▶ **Task prompt**
All records that follow are to be copied exactly, with images omitted.

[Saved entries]
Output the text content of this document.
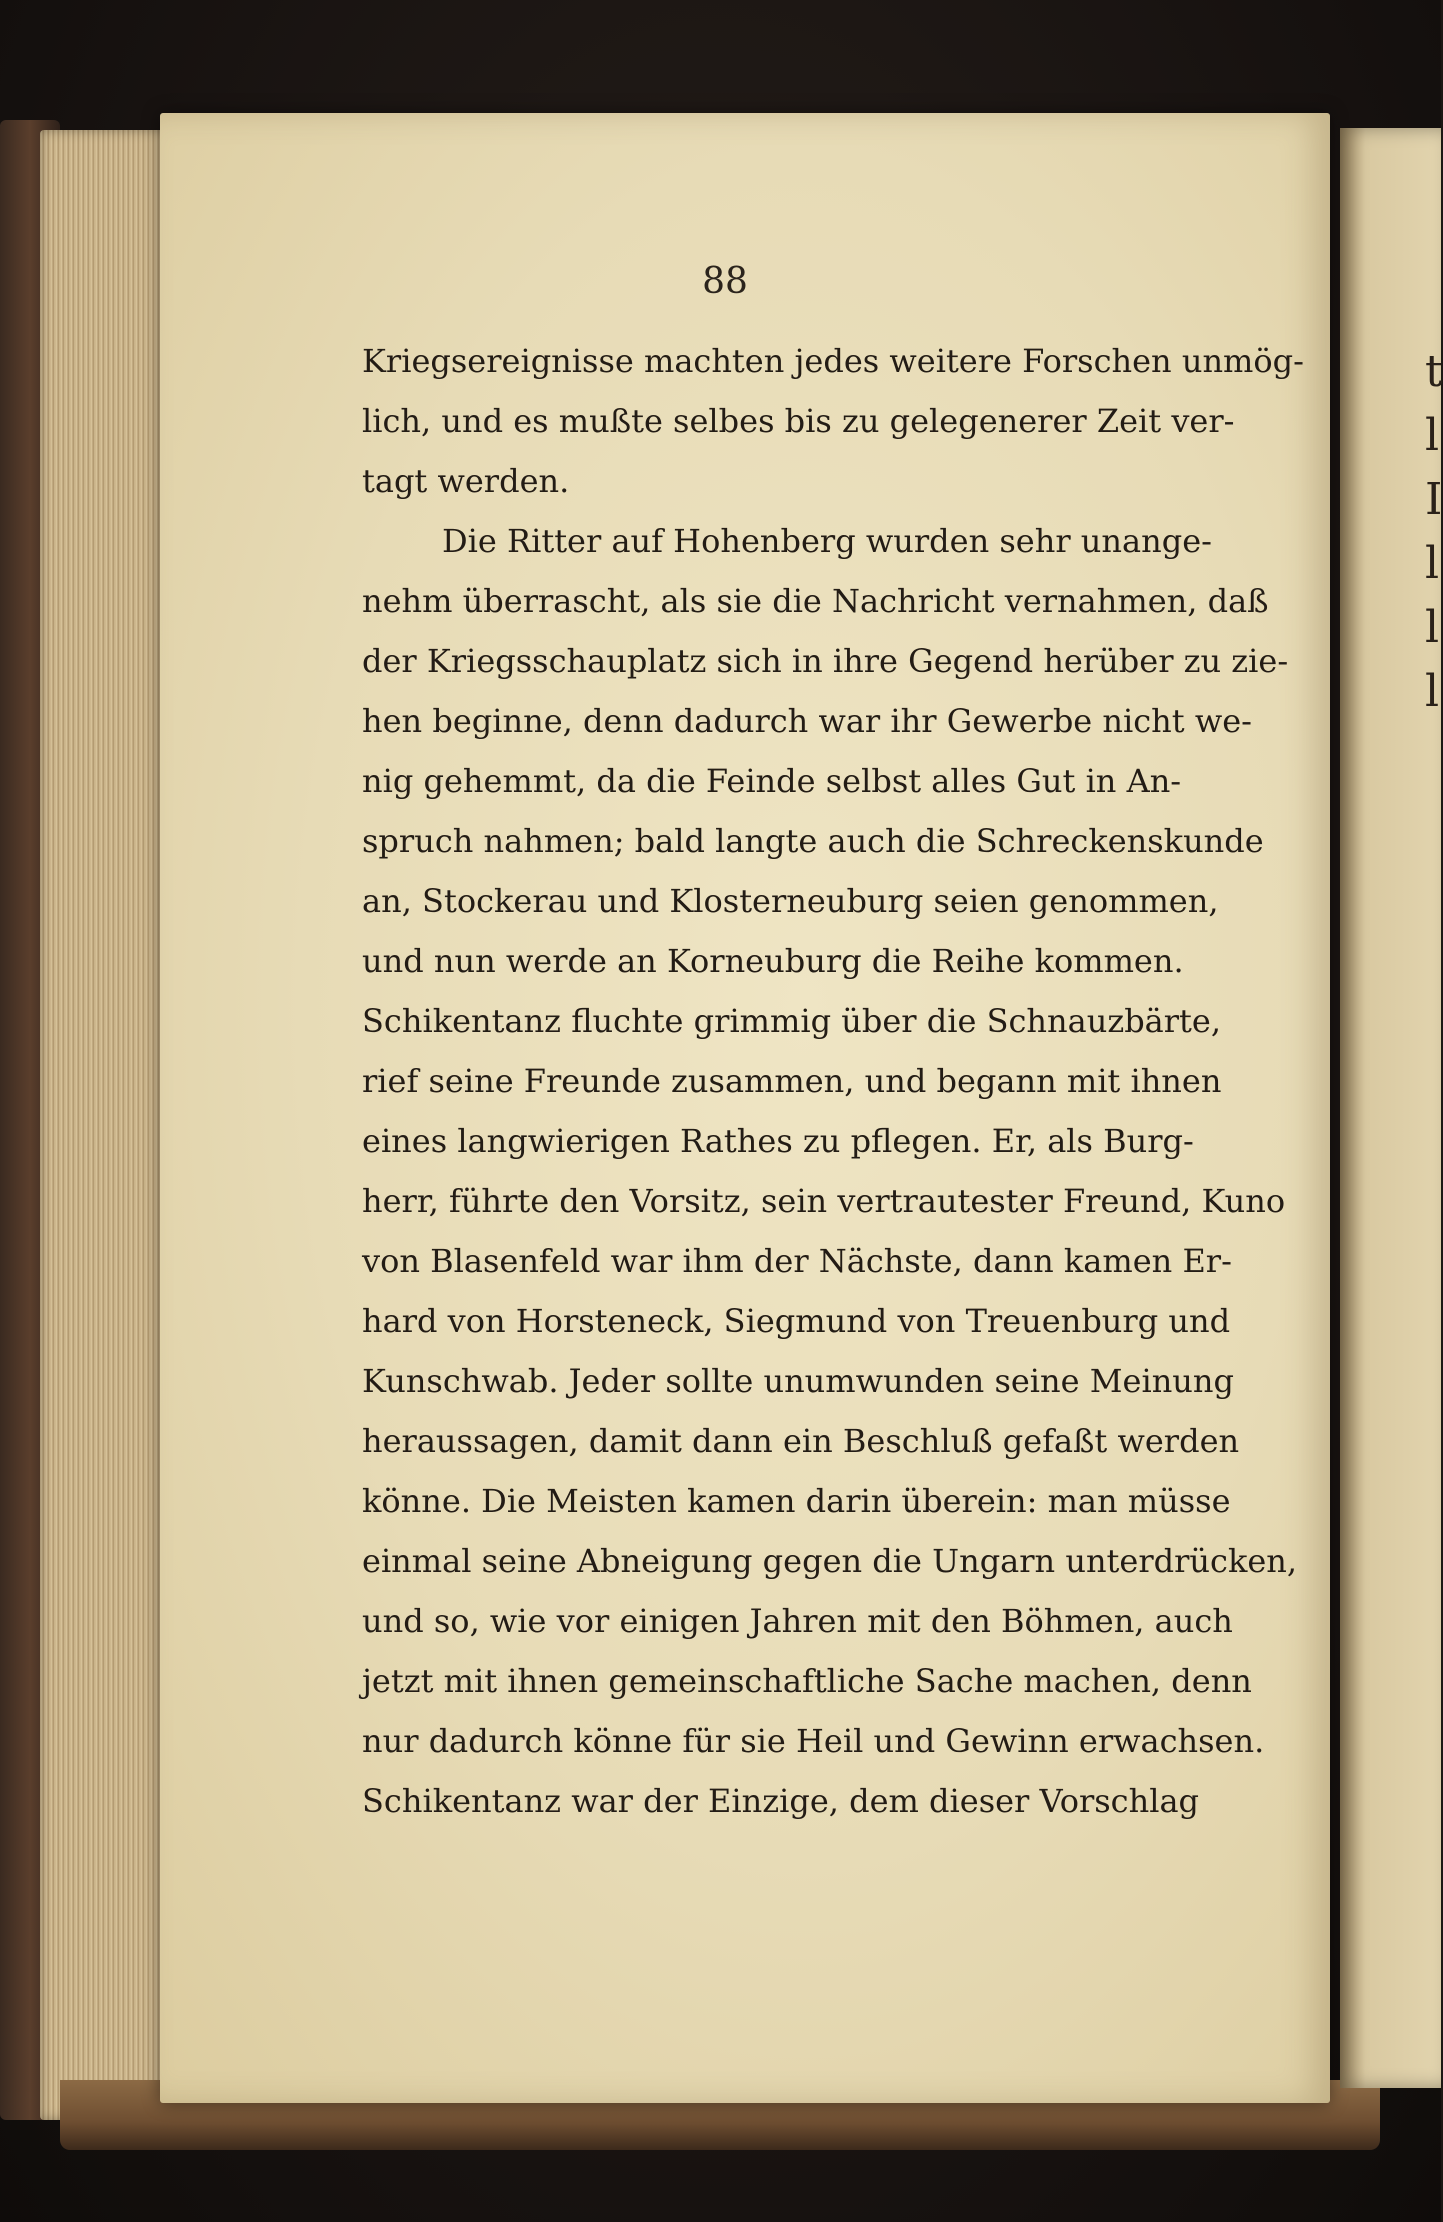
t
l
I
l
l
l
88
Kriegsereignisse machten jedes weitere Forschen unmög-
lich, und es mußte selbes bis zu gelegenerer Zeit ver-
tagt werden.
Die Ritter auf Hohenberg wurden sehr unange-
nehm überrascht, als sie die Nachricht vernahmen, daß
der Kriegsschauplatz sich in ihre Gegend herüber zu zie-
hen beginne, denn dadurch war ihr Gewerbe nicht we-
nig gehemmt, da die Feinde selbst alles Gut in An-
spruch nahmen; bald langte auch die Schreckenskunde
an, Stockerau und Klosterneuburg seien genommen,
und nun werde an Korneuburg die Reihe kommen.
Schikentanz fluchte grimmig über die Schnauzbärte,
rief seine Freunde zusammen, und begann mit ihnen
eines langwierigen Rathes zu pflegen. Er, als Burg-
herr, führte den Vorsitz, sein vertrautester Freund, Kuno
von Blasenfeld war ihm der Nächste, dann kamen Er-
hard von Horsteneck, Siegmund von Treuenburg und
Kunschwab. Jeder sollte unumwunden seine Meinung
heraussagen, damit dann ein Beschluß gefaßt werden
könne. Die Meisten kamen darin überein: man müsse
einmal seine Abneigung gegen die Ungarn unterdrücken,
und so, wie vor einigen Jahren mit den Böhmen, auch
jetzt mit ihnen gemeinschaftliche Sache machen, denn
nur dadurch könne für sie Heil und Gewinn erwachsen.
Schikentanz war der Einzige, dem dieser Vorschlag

▶ **Answer box**
Output the text content of this document.
t
l
I
l
l
l
88
Kriegsereignisse machten jedes weitere Forschen unmög-
lich, und es mußte selbes bis zu gelegenerer Zeit ver-
tagt werden.
Die Ritter auf Hohenberg wurden sehr unange-
nehm überrascht, als sie die Nachricht vernahmen, daß
der Kriegsschauplatz sich in ihre Gegend herüber zu zie-
hen beginne, denn dadurch war ihr Gewerbe nicht we-
nig gehemmt, da die Feinde selbst alles Gut in An-
spruch nahmen; bald langte auch die Schreckenskunde
an, Stockerau und Klosterneuburg seien genommen,
und nun werde an Korneuburg die Reihe kommen.
Schikentanz fluchte grimmig über die Schnauzbärte,
rief seine Freunde zusammen, und begann mit ihnen
eines langwierigen Rathes zu pflegen. Er, als Burg-
herr, führte den Vorsitz, sein vertrautester Freund, Kuno
von Blasenfeld war ihm der Nächste, dann kamen Er-
hard von Horsteneck, Siegmund von Treuenburg und
Kunschwab. Jeder sollte unumwunden seine Meinung
heraussagen, damit dann ein Beschluß gefaßt werden
könne. Die Meisten kamen darin überein: man müsse
einmal seine Abneigung gegen die Ungarn unterdrücken,
und so, wie vor einigen Jahren mit den Böhmen, auch
jetzt mit ihnen gemeinschaftliche Sache machen, denn
nur dadurch könne für sie Heil und Gewinn erwachsen.
Schikentanz war der Einzige, dem dieser Vorschlag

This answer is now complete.